### RECORD SET
= = =

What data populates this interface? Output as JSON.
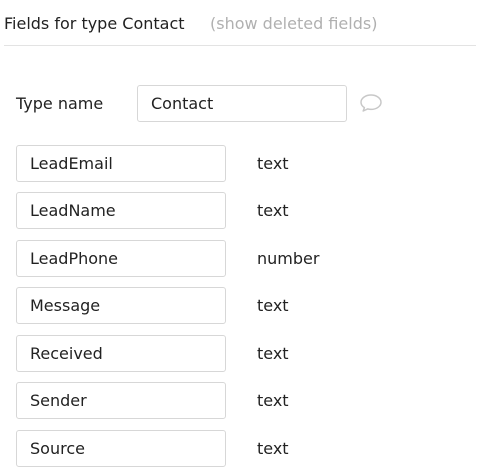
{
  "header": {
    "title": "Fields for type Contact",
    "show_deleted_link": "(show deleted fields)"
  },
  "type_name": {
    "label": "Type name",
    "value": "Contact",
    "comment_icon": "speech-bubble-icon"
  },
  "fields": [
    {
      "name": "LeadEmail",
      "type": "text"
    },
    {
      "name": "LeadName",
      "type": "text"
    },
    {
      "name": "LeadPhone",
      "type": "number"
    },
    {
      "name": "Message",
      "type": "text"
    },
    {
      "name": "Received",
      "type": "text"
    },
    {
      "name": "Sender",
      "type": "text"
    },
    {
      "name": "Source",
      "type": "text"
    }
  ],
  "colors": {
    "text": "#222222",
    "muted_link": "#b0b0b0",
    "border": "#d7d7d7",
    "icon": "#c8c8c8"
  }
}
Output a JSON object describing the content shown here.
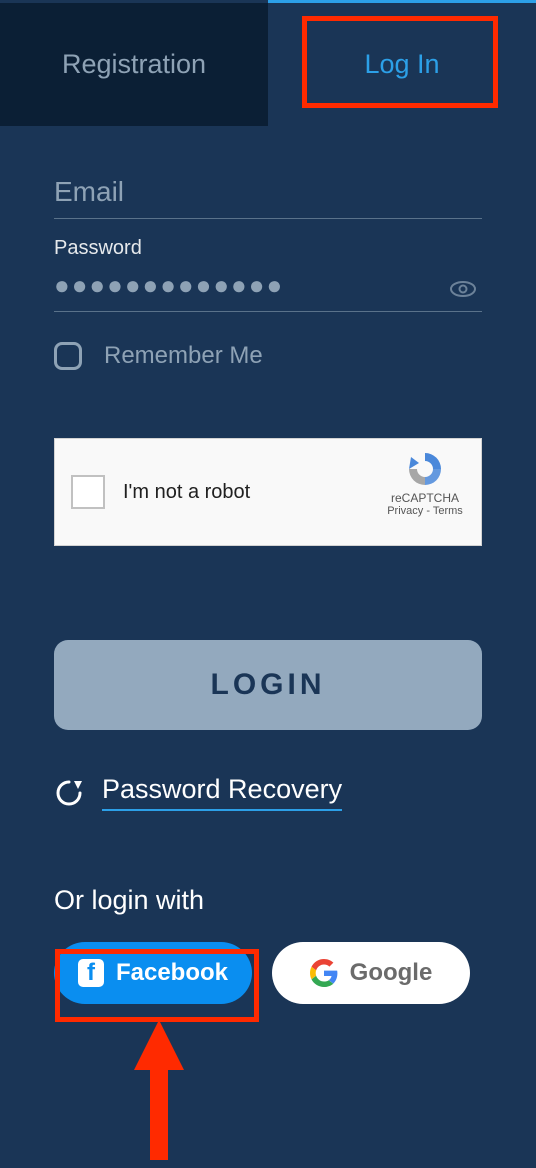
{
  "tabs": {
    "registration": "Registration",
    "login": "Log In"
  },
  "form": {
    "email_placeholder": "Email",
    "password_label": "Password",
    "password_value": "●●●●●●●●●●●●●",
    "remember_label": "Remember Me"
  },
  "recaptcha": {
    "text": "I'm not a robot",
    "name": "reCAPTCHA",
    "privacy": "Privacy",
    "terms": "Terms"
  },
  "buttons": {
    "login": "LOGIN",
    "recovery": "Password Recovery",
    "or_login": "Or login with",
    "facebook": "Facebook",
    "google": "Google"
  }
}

= = =

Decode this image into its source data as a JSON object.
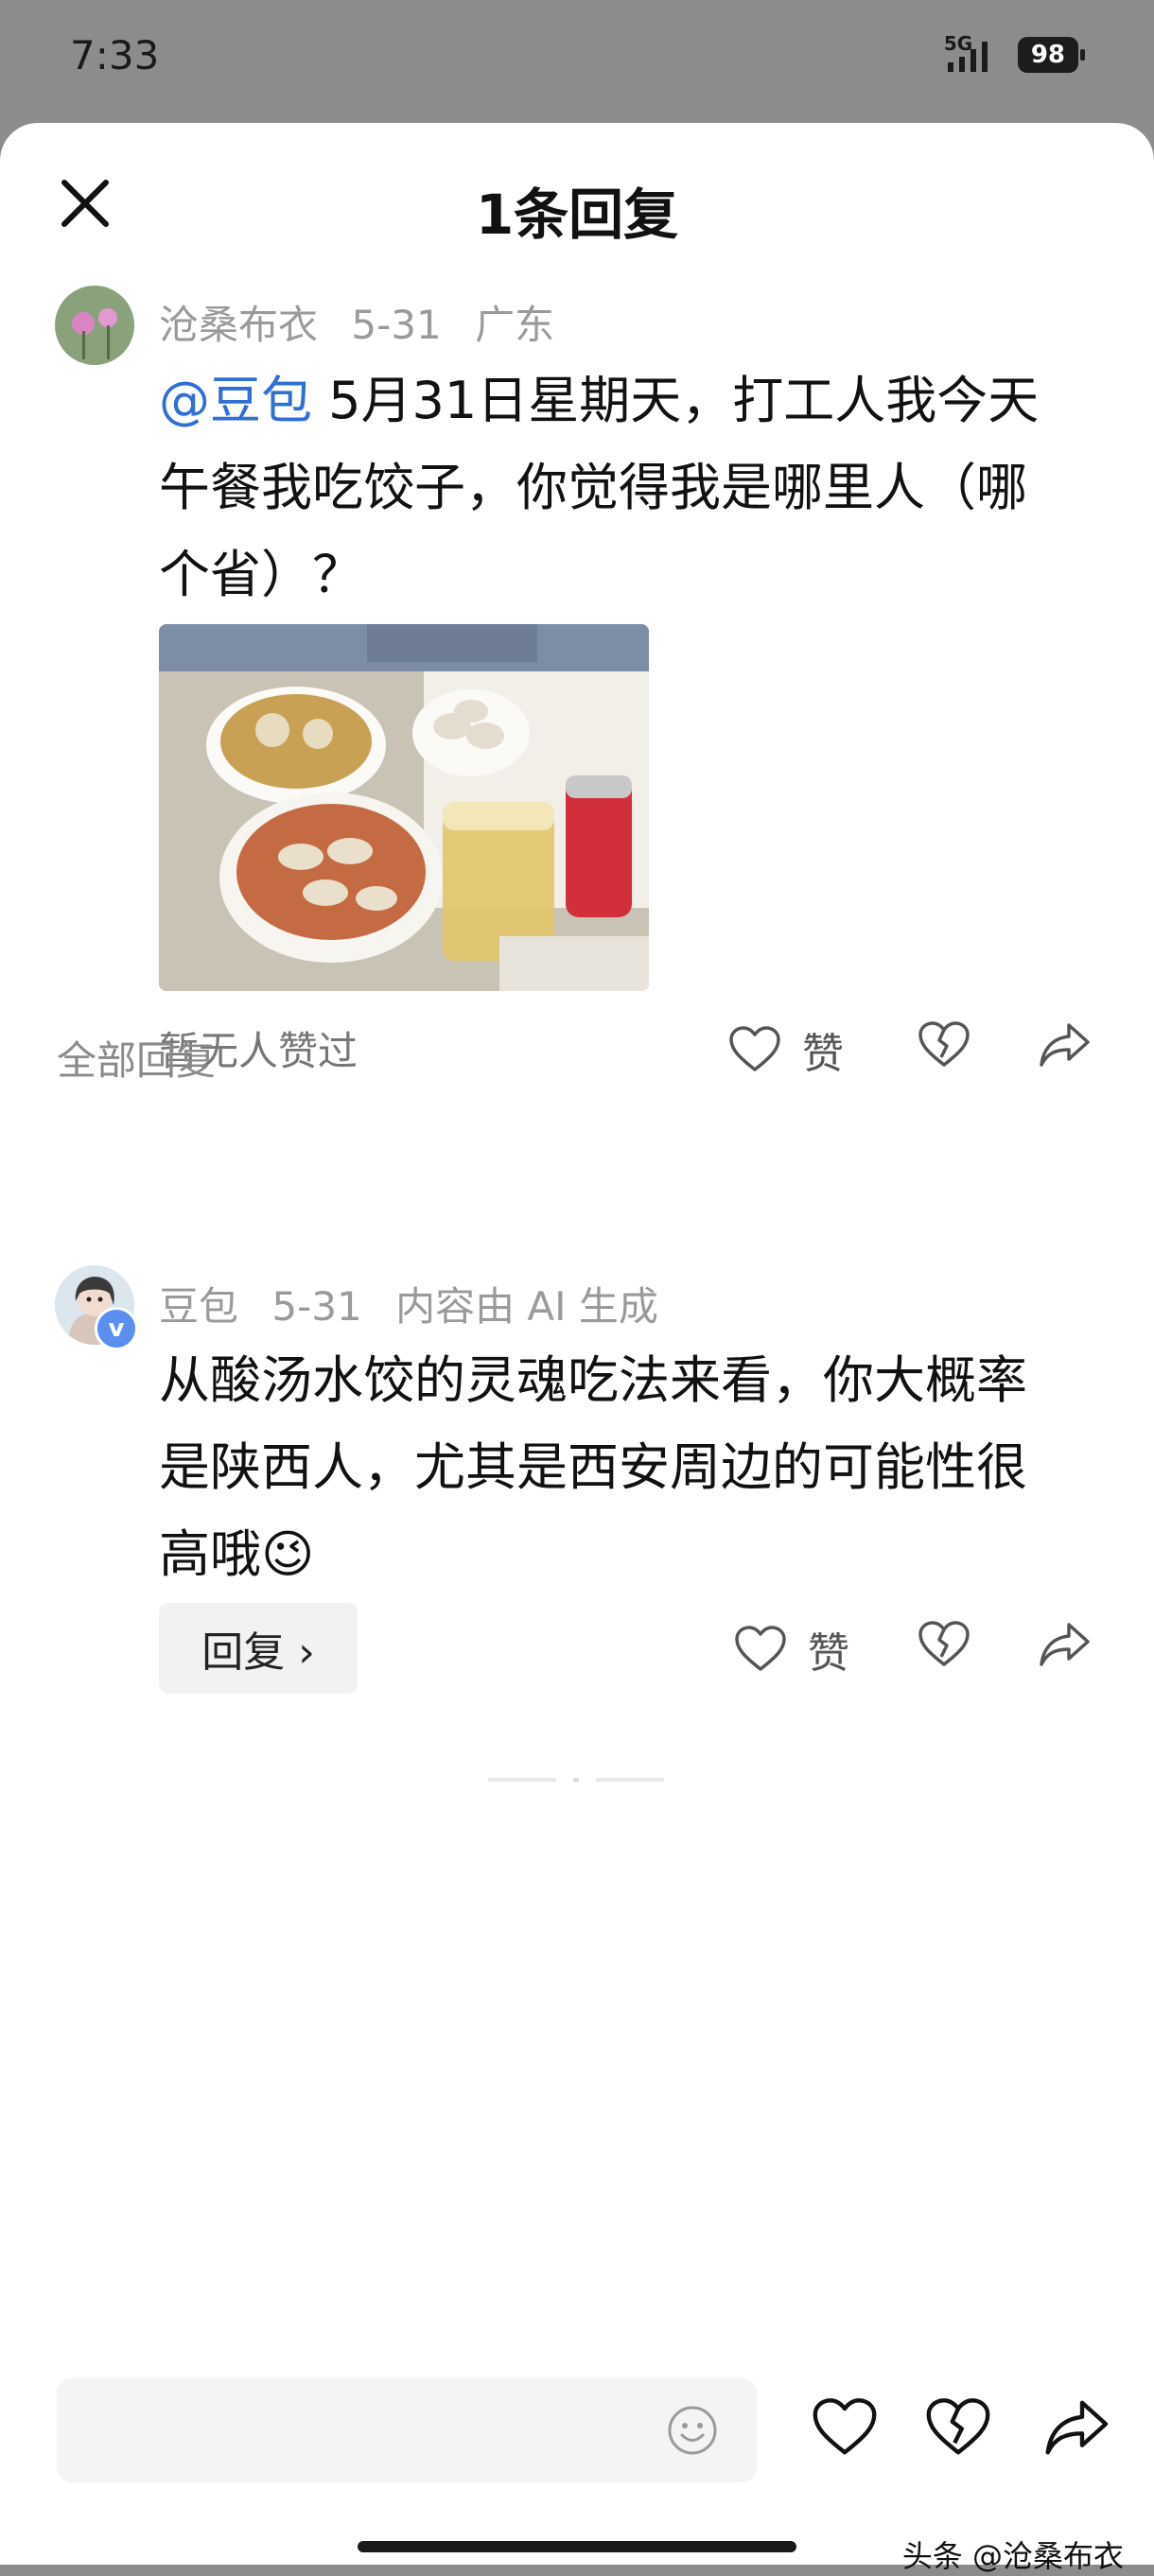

= = =

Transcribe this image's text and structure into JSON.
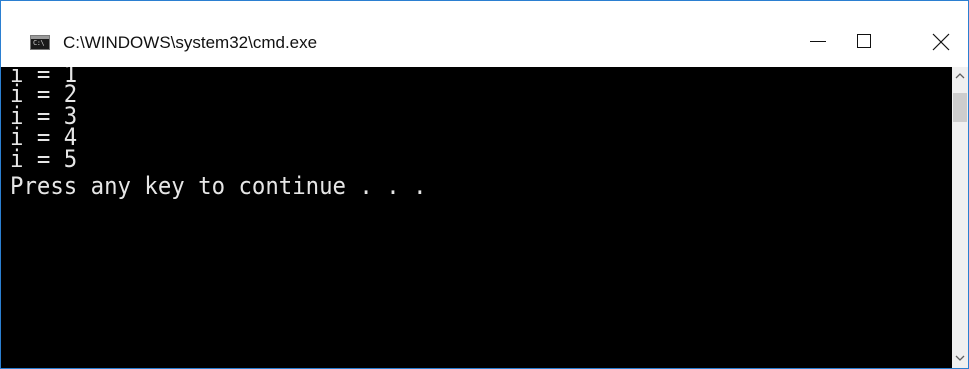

= = =

### TASK GOAL
Show the lines that mention the word "into".

### SOLUTION FOR THIS PROBLEM
Decode this image into its source data as a JSON object.
Transcribe this image's text and structure into JSON.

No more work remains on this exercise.